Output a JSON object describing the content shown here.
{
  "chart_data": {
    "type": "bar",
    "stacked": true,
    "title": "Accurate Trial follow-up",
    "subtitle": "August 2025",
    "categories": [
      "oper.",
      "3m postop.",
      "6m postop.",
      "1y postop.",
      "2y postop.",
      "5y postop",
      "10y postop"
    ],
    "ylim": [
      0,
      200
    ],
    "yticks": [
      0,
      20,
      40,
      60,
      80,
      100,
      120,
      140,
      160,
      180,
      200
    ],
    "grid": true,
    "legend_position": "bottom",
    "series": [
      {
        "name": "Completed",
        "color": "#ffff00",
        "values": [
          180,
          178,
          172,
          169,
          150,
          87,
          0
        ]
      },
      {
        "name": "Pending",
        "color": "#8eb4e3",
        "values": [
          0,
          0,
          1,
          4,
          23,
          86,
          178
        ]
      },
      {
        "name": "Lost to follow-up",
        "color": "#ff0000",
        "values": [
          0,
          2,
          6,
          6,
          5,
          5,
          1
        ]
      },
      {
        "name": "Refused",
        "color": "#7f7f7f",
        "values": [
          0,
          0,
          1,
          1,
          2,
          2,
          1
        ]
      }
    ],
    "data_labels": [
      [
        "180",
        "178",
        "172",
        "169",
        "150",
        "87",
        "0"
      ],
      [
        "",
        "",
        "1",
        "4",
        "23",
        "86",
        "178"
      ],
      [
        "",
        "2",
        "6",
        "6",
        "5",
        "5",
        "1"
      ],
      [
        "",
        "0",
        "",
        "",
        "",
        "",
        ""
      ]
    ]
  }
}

::::::::

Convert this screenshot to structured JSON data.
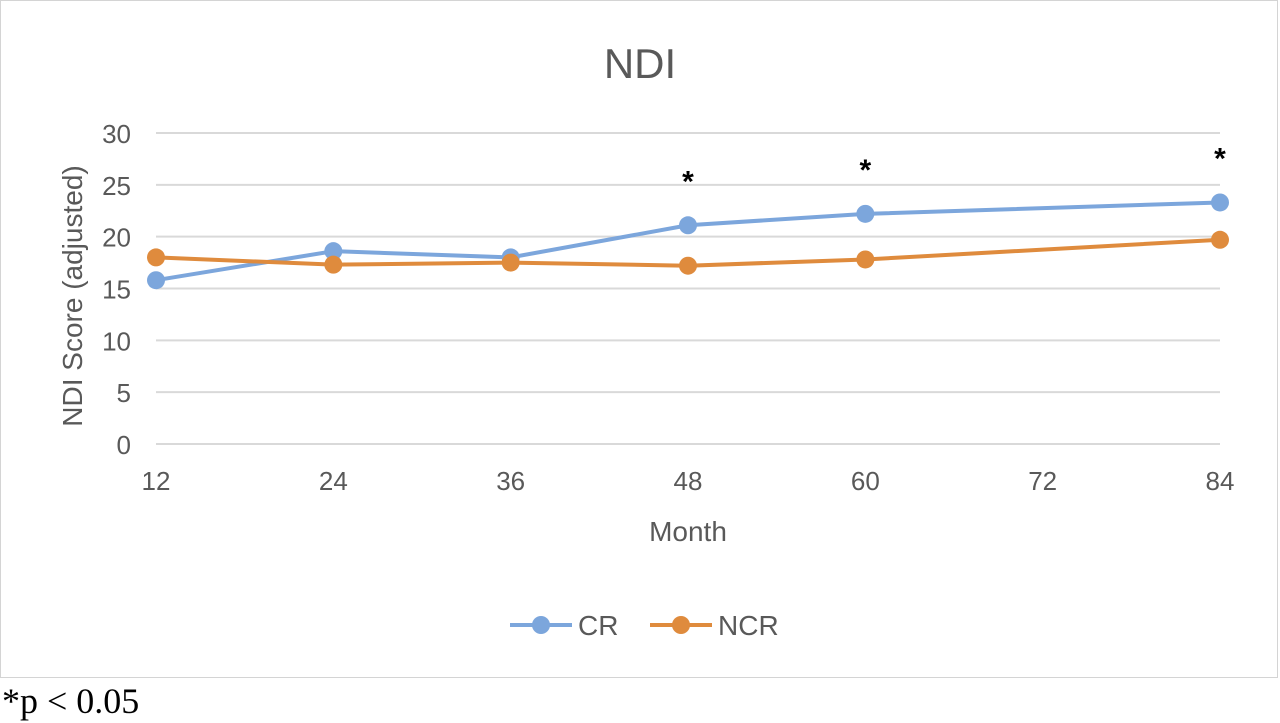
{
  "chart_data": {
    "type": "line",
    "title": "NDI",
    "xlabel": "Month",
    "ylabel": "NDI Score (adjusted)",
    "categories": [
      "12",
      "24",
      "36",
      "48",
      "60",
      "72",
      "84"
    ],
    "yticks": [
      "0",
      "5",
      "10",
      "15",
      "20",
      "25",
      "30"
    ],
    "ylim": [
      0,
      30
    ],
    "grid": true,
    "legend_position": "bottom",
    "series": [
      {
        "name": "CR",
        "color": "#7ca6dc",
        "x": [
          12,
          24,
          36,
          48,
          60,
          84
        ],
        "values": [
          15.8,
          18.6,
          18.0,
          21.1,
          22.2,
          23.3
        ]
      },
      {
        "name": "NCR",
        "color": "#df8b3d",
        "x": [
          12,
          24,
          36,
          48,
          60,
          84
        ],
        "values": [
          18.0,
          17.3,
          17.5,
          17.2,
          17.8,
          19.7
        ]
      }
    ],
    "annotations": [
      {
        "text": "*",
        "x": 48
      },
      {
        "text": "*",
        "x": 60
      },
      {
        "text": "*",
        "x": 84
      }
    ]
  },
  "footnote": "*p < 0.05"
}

::::::::

▶ **SET TASK**
Identify each line containing the string "color" and copy it out.

▶ **RESPONSE FOR THIS EXERCISE**
        "color": "#ffff00",
        "color": "#8eb4e3",
        "color": "#ff0000",
        "color": "#7f7f7f",
        "color": "#7ca6dc",
        "color": "#df8b3d",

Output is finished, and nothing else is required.